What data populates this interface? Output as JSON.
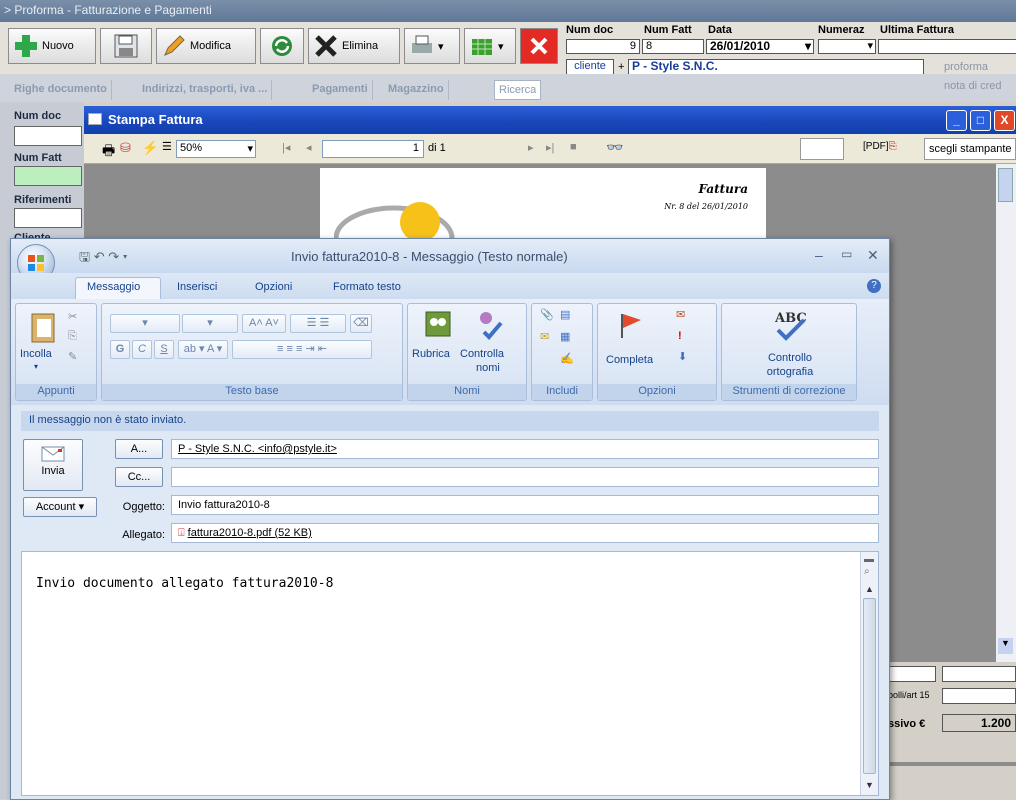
{
  "app": {
    "title": "> Proforma - Fatturazione e Pagamenti",
    "toolbar": {
      "nuovo": "Nuovo",
      "modifica": "Modifica",
      "elimina": "Elimina"
    },
    "doc_fields": {
      "num_doc_label": "Num doc",
      "num_doc_value": "9",
      "num_fatt_label": "Num Fatt",
      "num_fatt_value": "8",
      "data_label": "Data",
      "data_value": "26/01/2010",
      "numeraz_label": "Numeraz",
      "ultima_fattura_label": "Ultima Fattura",
      "cliente_button": "cliente",
      "plus": "+",
      "cliente_value": "P - Style S.N.C.",
      "proforma_label": "proforma",
      "nota_label": "nota di cred"
    },
    "tabs": [
      "Righe documento",
      "Indirizzi, trasporti, iva ...",
      "Pagamenti",
      "Magazzino",
      "Ricerca"
    ],
    "left_panel": {
      "num_doc": "Num doc",
      "num_fatt": "Num Fatt",
      "riferimenti": "Riferimenti",
      "cliente": "Cliente"
    },
    "right_panel": {
      "bolli": "bolli/art 15",
      "totale": "ssivo €",
      "totale_value": "1.200"
    }
  },
  "stampa": {
    "title": "Stampa Fattura",
    "zoom": "50%",
    "page_current": "1",
    "page_of": "di 1",
    "pdf_label": "[PDF]",
    "printer_label": "scegli stampante",
    "paper": {
      "heading": "Fattura",
      "subheading": "Nr. 8 del 26/01/2010"
    }
  },
  "outlook": {
    "title": "Invio fattura2010-8 - Messaggio (Testo normale)",
    "tabs": [
      "Messaggio",
      "Inserisci",
      "Opzioni",
      "Formato testo"
    ],
    "ribbon": {
      "incolla": "Incolla",
      "appunti": "Appunti",
      "testo_base": "Testo base",
      "rubrica": "Rubrica",
      "controlla": "Controlla",
      "nomi_btn": "nomi",
      "nomi": "Nomi",
      "includi": "Includi",
      "completa": "Completa",
      "opzioni": "Opzioni",
      "controllo": "Controllo",
      "ortografia": "ortografia",
      "strumenti": "Strumenti di correzione",
      "bold": "G",
      "italic": "C",
      "underline": "S"
    },
    "info_bar": "Il messaggio non è stato inviato.",
    "invia": "Invia",
    "a_button": "A...",
    "cc_button": "Cc...",
    "account_button": "Account",
    "oggetto_label": "Oggetto:",
    "allegato_label": "Allegato:",
    "to_value": "P - Style S.N.C. <info@pstyle.it>",
    "cc_value": "",
    "subject_value": "Invio fattura2010-8",
    "attachment": "fattura2010-8.pdf (52 KB)",
    "body": "Invio documento allegato fattura2010-8"
  }
}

Exercise prompt> Reproduce the entries above word for word. Pictures stay out.

Exercise output>
What data populates this interface? Output as JSON.
{
  "app": {
    "title": "> Proforma - Fatturazione e Pagamenti",
    "toolbar": {
      "nuovo": "Nuovo",
      "modifica": "Modifica",
      "elimina": "Elimina"
    },
    "doc_fields": {
      "num_doc_label": "Num doc",
      "num_doc_value": "9",
      "num_fatt_label": "Num Fatt",
      "num_fatt_value": "8",
      "data_label": "Data",
      "data_value": "26/01/2010",
      "numeraz_label": "Numeraz",
      "ultima_fattura_label": "Ultima Fattura",
      "cliente_button": "cliente",
      "plus": "+",
      "cliente_value": "P - Style S.N.C.",
      "proforma_label": "proforma",
      "nota_label": "nota di cred"
    },
    "tabs": [
      "Righe documento",
      "Indirizzi, trasporti, iva ...",
      "Pagamenti",
      "Magazzino",
      "Ricerca"
    ],
    "left_panel": {
      "num_doc": "Num doc",
      "num_fatt": "Num Fatt",
      "riferimenti": "Riferimenti",
      "cliente": "Cliente"
    },
    "right_panel": {
      "bolli": "bolli/art 15",
      "totale": "ssivo €",
      "totale_value": "1.200"
    }
  },
  "stampa": {
    "title": "Stampa Fattura",
    "zoom": "50%",
    "page_current": "1",
    "page_of": "di 1",
    "pdf_label": "[PDF]",
    "printer_label": "scegli stampante",
    "paper": {
      "heading": "Fattura",
      "subheading": "Nr. 8 del 26/01/2010"
    }
  },
  "outlook": {
    "title": "Invio fattura2010-8 - Messaggio (Testo normale)",
    "tabs": [
      "Messaggio",
      "Inserisci",
      "Opzioni",
      "Formato testo"
    ],
    "ribbon": {
      "incolla": "Incolla",
      "appunti": "Appunti",
      "testo_base": "Testo base",
      "rubrica": "Rubrica",
      "controlla": "Controlla",
      "nomi_btn": "nomi",
      "nomi": "Nomi",
      "includi": "Includi",
      "completa": "Completa",
      "opzioni": "Opzioni",
      "controllo": "Controllo",
      "ortografia": "ortografia",
      "strumenti": "Strumenti di correzione",
      "bold": "G",
      "italic": "C",
      "underline": "S"
    },
    "info_bar": "Il messaggio non è stato inviato.",
    "invia": "Invia",
    "a_button": "A...",
    "cc_button": "Cc...",
    "account_button": "Account",
    "oggetto_label": "Oggetto:",
    "allegato_label": "Allegato:",
    "to_value": "P - Style S.N.C. <info@pstyle.it>",
    "cc_value": "",
    "subject_value": "Invio fattura2010-8",
    "attachment": "fattura2010-8.pdf (52 KB)",
    "body": "Invio documento allegato fattura2010-8"
  }
}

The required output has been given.